• **Records shown**:
————
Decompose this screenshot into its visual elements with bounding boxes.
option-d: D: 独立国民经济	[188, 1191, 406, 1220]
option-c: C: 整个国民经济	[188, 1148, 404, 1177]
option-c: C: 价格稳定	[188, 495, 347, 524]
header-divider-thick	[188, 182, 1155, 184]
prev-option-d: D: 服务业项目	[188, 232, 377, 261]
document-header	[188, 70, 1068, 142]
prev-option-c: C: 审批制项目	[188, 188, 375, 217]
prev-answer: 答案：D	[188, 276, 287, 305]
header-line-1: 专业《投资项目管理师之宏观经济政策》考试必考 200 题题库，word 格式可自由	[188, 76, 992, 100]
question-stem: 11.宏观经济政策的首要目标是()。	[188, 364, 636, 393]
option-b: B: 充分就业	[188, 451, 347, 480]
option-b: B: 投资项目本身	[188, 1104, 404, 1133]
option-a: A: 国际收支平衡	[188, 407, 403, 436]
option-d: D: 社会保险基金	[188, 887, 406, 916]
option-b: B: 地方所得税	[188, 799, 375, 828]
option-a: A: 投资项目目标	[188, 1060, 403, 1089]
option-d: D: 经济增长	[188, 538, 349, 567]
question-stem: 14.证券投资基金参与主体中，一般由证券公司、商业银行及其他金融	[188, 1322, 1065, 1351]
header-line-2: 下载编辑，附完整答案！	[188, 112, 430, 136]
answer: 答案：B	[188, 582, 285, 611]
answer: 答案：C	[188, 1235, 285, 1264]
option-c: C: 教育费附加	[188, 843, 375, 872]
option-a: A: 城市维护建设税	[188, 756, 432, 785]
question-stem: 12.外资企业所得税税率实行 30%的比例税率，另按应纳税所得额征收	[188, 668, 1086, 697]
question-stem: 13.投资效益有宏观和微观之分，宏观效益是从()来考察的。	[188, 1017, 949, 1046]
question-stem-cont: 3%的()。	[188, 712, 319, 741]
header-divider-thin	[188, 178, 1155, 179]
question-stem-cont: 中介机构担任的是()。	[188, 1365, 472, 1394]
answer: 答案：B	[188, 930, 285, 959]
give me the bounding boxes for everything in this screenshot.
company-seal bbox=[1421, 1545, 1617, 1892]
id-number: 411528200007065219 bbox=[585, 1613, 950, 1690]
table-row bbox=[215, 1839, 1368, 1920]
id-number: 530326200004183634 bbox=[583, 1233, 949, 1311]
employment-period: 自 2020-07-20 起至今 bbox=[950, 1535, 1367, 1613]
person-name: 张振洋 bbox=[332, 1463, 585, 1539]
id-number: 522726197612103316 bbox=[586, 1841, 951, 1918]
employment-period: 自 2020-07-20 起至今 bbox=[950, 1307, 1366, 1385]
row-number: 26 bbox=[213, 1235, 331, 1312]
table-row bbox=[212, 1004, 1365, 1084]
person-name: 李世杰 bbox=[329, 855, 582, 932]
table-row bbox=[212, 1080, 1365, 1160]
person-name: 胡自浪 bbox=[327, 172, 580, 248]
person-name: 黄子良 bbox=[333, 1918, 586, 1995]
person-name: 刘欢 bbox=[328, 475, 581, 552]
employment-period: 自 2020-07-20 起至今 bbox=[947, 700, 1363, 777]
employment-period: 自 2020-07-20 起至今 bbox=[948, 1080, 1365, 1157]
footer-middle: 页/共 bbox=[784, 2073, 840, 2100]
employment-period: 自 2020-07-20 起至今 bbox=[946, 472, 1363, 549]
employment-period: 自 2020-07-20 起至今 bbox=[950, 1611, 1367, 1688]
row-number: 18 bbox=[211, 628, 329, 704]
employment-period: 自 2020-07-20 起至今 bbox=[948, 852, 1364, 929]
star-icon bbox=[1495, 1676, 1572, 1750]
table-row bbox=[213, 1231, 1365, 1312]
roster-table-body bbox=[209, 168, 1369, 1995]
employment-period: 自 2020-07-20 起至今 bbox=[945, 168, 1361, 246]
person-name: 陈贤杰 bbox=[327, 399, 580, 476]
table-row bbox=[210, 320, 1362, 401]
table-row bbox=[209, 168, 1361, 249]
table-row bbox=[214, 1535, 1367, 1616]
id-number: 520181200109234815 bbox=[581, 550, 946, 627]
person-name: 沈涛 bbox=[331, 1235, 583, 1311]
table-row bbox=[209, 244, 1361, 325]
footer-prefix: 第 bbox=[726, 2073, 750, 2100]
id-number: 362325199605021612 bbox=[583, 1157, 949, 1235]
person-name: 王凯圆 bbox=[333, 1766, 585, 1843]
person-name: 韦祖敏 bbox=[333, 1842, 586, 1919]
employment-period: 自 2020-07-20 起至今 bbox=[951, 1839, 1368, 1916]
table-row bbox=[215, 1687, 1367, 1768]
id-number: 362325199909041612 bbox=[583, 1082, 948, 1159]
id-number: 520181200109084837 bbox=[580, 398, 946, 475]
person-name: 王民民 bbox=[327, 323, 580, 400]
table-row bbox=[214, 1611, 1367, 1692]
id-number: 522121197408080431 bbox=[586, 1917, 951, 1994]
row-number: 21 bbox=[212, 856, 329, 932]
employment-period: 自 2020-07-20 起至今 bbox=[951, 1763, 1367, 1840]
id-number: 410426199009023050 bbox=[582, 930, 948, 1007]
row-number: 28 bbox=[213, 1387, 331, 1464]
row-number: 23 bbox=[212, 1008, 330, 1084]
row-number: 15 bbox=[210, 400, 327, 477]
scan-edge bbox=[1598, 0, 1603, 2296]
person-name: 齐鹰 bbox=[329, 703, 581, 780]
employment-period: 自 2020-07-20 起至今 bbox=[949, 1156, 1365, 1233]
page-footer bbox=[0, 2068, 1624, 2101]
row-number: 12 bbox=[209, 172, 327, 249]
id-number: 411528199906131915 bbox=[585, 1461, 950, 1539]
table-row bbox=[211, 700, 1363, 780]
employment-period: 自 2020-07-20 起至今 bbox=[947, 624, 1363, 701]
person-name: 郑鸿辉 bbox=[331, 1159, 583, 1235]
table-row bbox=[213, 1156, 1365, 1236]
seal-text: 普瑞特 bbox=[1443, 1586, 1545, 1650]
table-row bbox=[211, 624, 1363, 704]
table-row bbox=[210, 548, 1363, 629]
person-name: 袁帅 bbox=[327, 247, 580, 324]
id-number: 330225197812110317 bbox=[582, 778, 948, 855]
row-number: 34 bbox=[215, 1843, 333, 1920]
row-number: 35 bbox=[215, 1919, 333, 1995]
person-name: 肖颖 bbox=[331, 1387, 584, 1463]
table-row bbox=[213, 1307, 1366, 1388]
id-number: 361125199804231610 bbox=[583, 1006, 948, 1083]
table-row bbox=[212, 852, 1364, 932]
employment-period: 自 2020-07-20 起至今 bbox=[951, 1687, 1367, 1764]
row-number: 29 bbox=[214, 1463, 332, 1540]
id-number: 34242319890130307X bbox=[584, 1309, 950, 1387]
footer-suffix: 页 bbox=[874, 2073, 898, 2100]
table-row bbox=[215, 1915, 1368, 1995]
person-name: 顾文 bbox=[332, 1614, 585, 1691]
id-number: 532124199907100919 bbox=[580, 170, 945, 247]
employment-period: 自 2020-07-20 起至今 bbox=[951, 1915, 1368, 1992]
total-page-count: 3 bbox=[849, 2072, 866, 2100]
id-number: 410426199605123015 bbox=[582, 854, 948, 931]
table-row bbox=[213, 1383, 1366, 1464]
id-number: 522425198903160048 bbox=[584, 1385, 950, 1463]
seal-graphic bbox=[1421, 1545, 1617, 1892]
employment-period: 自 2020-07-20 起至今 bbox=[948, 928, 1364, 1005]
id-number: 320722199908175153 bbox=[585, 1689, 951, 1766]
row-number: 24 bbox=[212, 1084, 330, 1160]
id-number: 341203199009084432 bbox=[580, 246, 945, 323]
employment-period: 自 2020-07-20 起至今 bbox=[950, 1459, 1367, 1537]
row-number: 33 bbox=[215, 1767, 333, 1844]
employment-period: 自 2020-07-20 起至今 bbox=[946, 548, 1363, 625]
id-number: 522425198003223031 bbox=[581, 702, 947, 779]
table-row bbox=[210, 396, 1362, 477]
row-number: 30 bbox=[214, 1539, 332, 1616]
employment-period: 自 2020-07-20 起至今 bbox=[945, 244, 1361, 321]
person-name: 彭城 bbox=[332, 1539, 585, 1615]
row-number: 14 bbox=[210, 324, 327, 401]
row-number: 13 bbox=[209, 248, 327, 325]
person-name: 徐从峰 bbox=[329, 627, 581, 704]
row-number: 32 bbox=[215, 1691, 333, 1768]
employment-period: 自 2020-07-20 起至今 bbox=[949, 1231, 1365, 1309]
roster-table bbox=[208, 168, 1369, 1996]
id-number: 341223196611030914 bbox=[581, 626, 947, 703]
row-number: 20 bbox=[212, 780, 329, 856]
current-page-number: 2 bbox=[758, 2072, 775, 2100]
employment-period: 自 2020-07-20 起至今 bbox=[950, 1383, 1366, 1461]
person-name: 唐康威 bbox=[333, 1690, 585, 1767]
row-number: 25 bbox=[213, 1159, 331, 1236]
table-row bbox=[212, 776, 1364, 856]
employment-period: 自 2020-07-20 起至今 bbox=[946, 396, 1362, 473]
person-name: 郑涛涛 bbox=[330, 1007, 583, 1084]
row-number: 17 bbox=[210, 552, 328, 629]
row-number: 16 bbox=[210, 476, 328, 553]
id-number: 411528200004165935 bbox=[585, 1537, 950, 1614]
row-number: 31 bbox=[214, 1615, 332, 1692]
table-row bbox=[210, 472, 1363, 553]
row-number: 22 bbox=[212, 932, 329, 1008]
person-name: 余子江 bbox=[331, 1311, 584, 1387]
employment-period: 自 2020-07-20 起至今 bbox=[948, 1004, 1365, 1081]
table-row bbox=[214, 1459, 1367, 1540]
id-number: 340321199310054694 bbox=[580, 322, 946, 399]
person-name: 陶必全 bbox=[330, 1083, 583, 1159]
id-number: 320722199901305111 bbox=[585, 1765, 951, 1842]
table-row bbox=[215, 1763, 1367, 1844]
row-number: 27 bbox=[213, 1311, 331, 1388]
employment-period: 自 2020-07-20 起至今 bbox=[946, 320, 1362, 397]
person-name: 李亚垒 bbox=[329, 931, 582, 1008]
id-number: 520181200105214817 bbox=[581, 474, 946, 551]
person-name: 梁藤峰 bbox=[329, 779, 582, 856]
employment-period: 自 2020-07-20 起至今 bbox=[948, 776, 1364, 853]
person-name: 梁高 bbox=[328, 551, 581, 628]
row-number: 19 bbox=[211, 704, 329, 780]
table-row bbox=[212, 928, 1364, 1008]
————
• **What the task asks**: Copy the lines from the start of the records through the line containing "182, 1155, 184]", both included, swapping every "option-c" for "choice-c" and changing nothing else.

• **Correct answer**:
Decompose this screenshot into its visual elements with bounding boxes.
option-d: D: 独立国民经济	[188, 1191, 406, 1220]
choice-c: C: 整个国民经济	[188, 1148, 404, 1177]
choice-c: C: 价格稳定	[188, 495, 347, 524]
header-divider-thick	[188, 182, 1155, 184]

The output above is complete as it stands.